SHORT EXERCISE >> Pick out each line below containing "utbildningen".
++++ PROVIDED DATA
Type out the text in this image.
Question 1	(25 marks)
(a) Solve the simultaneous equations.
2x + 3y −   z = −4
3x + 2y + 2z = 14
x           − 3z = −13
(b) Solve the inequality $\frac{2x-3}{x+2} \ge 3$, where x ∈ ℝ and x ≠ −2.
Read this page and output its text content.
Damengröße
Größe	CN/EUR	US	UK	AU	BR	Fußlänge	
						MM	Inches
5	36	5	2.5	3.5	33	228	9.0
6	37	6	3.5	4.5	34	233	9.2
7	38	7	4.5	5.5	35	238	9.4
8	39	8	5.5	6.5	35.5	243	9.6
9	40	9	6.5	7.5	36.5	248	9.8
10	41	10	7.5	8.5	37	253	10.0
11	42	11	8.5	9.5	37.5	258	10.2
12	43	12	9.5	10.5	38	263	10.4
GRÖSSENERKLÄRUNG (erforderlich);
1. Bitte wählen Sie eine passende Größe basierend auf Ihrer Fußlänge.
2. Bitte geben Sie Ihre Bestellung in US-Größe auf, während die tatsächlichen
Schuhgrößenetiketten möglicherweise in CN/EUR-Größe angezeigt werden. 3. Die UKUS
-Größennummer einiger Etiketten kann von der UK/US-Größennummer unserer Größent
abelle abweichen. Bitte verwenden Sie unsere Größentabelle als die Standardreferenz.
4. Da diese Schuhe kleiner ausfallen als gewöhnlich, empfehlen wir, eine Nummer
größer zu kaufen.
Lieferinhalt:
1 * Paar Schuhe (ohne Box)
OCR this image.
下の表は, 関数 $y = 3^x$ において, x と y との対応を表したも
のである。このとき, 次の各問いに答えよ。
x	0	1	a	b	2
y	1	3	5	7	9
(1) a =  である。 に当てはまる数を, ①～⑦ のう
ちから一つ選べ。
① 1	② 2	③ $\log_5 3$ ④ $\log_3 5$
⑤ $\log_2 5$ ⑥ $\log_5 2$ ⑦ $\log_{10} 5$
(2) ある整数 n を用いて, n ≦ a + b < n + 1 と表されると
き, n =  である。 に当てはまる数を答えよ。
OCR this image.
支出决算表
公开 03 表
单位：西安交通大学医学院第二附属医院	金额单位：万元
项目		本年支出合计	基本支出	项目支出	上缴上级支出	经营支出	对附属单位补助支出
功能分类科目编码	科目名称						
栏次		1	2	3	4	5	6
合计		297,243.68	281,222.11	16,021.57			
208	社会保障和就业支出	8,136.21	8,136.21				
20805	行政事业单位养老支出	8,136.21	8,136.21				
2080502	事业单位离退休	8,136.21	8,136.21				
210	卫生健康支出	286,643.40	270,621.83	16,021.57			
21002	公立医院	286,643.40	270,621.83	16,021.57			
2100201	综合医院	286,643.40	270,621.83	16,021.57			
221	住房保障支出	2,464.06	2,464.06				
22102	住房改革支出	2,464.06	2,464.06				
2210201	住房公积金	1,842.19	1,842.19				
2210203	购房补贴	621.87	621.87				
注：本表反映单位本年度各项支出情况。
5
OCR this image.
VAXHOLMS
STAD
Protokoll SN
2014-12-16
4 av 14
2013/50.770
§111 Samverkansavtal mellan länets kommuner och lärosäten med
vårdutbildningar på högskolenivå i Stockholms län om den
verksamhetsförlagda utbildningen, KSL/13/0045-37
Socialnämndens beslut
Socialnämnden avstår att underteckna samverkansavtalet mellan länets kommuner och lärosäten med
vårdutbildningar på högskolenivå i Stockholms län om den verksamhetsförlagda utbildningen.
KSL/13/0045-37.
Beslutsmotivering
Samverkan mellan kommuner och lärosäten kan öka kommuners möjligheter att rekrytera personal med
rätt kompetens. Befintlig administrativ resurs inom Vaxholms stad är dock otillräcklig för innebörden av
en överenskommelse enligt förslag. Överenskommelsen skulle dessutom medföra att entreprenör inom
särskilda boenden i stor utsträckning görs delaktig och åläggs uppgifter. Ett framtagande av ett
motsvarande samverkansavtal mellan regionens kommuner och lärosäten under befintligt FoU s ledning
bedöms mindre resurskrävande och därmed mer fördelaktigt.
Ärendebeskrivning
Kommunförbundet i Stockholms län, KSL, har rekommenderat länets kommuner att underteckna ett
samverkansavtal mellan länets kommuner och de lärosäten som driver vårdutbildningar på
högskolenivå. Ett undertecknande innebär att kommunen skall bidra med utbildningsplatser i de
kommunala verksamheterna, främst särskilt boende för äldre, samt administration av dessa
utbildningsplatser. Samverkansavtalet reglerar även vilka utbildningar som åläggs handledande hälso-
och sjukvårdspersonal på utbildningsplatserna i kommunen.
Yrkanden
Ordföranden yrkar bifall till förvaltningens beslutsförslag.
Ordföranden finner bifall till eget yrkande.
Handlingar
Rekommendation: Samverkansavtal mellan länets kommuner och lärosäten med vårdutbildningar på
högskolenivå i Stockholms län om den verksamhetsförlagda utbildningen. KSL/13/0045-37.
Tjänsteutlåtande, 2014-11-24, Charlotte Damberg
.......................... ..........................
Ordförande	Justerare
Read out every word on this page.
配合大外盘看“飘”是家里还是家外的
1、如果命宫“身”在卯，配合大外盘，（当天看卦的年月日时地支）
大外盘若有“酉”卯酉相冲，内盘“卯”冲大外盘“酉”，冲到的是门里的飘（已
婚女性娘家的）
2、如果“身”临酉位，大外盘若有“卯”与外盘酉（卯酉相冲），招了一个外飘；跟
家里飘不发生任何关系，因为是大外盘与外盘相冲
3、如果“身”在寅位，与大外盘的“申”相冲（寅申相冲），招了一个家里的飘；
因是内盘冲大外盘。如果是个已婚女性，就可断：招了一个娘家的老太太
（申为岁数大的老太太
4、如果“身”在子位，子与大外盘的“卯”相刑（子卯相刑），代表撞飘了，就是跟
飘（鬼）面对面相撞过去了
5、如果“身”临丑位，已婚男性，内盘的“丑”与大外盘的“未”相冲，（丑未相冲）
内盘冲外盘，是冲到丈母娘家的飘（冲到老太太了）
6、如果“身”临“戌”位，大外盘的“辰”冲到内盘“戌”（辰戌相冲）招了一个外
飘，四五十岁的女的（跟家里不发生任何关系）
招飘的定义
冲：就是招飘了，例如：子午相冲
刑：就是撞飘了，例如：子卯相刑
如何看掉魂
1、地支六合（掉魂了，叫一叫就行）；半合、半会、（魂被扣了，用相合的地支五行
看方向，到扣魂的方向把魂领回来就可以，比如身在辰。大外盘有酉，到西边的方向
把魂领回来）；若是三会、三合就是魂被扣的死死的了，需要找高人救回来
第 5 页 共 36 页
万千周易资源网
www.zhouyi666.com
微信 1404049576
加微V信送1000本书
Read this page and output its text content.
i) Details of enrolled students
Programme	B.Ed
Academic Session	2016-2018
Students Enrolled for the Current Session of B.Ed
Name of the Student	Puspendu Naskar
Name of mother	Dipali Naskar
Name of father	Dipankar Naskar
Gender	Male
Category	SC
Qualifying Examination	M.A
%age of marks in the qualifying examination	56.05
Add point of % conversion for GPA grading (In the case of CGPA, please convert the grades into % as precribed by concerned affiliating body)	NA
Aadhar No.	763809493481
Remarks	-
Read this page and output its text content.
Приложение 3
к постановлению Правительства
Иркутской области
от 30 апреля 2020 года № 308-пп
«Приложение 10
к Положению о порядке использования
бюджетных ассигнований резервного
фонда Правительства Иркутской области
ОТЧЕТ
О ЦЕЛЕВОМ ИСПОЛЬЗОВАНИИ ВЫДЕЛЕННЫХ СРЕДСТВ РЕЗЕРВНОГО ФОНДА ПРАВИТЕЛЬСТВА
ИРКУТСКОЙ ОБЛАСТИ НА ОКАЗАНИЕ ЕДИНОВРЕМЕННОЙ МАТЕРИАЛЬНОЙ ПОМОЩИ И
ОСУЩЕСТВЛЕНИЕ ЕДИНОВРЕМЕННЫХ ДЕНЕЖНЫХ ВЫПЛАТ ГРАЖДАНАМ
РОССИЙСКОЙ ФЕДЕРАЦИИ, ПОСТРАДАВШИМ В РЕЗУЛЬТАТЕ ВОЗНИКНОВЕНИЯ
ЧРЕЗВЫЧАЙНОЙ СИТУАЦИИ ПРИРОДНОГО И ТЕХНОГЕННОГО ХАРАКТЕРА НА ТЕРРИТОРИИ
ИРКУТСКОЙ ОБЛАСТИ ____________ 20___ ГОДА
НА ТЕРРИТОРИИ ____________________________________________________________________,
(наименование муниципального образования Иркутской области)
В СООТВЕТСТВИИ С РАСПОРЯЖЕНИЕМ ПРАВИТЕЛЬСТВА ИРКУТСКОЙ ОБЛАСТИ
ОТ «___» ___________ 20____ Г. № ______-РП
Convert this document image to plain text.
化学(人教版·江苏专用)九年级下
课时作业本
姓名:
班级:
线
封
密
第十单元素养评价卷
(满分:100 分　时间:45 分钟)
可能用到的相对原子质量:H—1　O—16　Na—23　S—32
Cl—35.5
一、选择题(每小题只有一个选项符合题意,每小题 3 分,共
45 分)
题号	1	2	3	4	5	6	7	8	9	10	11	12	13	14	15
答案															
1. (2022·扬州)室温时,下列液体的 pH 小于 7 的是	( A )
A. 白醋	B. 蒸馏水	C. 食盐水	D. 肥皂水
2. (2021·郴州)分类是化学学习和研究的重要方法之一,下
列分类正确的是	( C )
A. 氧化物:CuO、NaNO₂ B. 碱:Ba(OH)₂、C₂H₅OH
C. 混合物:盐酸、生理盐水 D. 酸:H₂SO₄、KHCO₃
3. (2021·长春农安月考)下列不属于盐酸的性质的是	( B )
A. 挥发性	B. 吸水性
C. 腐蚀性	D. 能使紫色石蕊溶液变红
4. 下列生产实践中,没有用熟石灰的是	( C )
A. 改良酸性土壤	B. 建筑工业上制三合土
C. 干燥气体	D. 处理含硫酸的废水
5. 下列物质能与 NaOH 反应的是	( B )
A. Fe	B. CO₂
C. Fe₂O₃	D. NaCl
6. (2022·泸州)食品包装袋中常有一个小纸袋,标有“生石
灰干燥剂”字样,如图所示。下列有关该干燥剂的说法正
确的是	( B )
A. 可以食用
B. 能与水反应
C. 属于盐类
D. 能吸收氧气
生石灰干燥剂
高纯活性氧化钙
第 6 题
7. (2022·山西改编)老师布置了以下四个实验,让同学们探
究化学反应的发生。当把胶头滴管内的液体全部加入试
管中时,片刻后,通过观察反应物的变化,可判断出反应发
++++++++
RESULT >>
verksamhetsförlagda utbildningen, KSL/13/0045-37
vårdutbildningar på högskolenivå i Stockholms län om den verksamhetsförlagda utbildningen.
högskolenivå i Stockholms län om den verksamhetsförlagda utbildningen. KSL/13/0045-37.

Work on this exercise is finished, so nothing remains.